**EXERCISE DIRECTIONS:** Using the records below, count the lines with "Chart" in them. Give the number only.

A run of records
────

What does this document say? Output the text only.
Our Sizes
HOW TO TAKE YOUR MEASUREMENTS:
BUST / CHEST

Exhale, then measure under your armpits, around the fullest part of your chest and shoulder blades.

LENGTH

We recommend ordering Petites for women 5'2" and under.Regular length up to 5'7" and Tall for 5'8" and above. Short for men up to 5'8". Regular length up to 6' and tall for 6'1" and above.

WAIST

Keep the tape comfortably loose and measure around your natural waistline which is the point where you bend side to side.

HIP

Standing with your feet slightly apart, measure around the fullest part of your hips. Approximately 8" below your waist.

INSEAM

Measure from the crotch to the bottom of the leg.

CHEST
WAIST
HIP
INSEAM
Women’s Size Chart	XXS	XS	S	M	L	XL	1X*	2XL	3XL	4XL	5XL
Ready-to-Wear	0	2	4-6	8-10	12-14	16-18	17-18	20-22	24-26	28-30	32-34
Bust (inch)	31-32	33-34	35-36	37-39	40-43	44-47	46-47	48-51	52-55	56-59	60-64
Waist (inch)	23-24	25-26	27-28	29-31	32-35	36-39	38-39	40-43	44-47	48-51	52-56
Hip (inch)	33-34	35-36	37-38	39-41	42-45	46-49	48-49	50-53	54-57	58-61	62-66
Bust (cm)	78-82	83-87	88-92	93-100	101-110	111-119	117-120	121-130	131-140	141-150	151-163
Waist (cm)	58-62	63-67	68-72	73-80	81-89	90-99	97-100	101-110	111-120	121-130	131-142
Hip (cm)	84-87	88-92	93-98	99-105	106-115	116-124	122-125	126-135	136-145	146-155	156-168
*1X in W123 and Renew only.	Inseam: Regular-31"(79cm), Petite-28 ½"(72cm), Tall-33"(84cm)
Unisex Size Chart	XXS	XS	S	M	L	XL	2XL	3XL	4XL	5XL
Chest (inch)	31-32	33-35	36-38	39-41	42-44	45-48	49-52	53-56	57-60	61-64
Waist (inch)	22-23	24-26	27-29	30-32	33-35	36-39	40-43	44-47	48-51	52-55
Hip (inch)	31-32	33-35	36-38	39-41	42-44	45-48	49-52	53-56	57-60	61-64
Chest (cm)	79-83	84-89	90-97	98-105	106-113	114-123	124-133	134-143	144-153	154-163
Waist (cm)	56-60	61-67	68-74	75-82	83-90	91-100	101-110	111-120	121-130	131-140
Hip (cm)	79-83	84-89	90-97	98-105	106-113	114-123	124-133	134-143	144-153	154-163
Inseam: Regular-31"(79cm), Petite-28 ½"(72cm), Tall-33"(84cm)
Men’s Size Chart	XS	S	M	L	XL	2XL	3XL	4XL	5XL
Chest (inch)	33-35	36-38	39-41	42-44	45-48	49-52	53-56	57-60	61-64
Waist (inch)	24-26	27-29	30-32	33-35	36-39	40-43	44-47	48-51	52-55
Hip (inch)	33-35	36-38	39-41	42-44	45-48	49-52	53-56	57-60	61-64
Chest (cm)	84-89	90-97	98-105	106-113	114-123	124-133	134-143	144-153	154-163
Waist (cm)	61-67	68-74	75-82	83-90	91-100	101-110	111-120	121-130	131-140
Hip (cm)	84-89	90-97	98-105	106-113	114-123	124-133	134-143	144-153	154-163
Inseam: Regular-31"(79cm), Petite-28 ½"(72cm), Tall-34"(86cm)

────

**CORRECT RESPONSE:** 3